# Start of SELECTED EXTRACT

RE: Crisis in Psychology?
April 6, 2022 at 8:07 pm
(This post was last modified: April 6, 2022 at 8:59 pm by John 6IX Breezy.)
(April 5, 2022 at 7:19 pm)vulcanlogician Wrote: ***
@John 6IX Breezy
What's your opinion on this? (Since it's in your field of study....?)
Well here's a question I've wondered about. What is the right conclusion to make once a study doesn't replicate?
Most people, I think, conclude that the first study is flawed and throws everything out. But I can't help but feel there is a temporal or sequential bias there. Would we be inclined to make the same conclusion if the studies came out in reverse order, for example? Meaning, if the study that didn't find any effect came first, and the one that found an effect came after? And then there is perhaps another option, which is to treat both studies as equally valid, as if they came out simultaneously, and then take some average of the two, no different from a meta-analysis. (In fact, I think this is what we would do if both studies came out positive.)

# End of SELECTED EXTRACT
# Start of DATASET ROWS

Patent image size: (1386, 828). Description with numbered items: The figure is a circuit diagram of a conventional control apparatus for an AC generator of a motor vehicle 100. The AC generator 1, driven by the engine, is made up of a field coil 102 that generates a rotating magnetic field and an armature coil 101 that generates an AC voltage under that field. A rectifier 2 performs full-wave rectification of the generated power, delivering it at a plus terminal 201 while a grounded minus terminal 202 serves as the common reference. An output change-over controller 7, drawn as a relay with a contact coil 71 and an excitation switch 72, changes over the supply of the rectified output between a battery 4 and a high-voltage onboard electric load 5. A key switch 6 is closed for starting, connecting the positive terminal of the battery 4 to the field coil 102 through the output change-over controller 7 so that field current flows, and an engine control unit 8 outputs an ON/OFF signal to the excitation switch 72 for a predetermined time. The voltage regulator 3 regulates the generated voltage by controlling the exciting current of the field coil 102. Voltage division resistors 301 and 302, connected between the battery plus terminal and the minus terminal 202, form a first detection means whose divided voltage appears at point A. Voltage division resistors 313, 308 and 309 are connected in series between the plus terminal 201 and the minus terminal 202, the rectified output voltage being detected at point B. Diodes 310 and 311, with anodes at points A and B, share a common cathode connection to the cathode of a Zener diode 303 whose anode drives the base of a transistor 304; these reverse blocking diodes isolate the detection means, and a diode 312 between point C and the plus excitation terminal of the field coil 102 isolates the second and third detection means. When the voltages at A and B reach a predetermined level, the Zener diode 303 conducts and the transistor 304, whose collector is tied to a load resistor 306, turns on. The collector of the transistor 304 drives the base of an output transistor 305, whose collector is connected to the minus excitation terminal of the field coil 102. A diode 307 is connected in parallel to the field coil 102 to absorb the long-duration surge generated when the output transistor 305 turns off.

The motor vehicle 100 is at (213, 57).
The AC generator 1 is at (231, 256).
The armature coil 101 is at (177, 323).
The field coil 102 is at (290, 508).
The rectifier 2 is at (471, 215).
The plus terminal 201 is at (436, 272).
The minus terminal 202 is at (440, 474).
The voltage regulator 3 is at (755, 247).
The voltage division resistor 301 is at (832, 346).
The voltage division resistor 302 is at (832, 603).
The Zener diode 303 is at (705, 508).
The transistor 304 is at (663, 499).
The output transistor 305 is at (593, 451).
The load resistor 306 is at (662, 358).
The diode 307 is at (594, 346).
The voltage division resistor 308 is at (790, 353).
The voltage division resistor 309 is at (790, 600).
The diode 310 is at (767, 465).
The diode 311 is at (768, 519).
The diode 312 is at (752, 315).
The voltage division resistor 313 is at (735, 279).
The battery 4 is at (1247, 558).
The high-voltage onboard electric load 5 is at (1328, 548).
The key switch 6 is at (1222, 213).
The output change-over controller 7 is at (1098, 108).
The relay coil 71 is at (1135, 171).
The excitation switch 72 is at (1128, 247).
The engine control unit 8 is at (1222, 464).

# End of DATASET ROWS

● STATED TASK A: In the forum post on the crisis in psychology, why does the writer suspect a temporal or sequential bias when a study fails to replicate?
● STATED TASK B: Retype the passage of the forum post on the crisis in psychology, starting with "(April 5, 2022" and going on through "study doesn't replicate?".
● STATED TASK C: Write what comes next in the forum post on the crisis in psychology, picking up after its final sentence.

● TASK RESULT A: Most people respond to a failed replication by deciding that the first study was flawed and discarding it. The writer doubts we would reach the same conclusion if the order were reversed, with the study that found no effect coming first and the one that found an effect coming after.

● TASK RESULT B:
(April 5, 2022 at 7:19 pm)vulcanlogician Wrote: ***
@John 6IX Breezy
What's your opinion on this? (Since it's in your field of study....?)
Well here's a question I've wondered about. What is the right conclusion to make once a study doesn't replicate?

● TASK RESULT C:
So, it's not immediately clear to me what our response to replication ought to be. And I should add that I think the root of the replication problem is statistics. You find similar issues everywhere that statistics is used, for example, fMRI research. This is particularly interesting because psychology is dominated by statistics, but it wasn't always the case. In fact, I think giants like BF Skinner who witnessed the emergence of statistics saw it as something corrupting the field. He thought our focus should primarily be on the individual, and statistics erases the individual.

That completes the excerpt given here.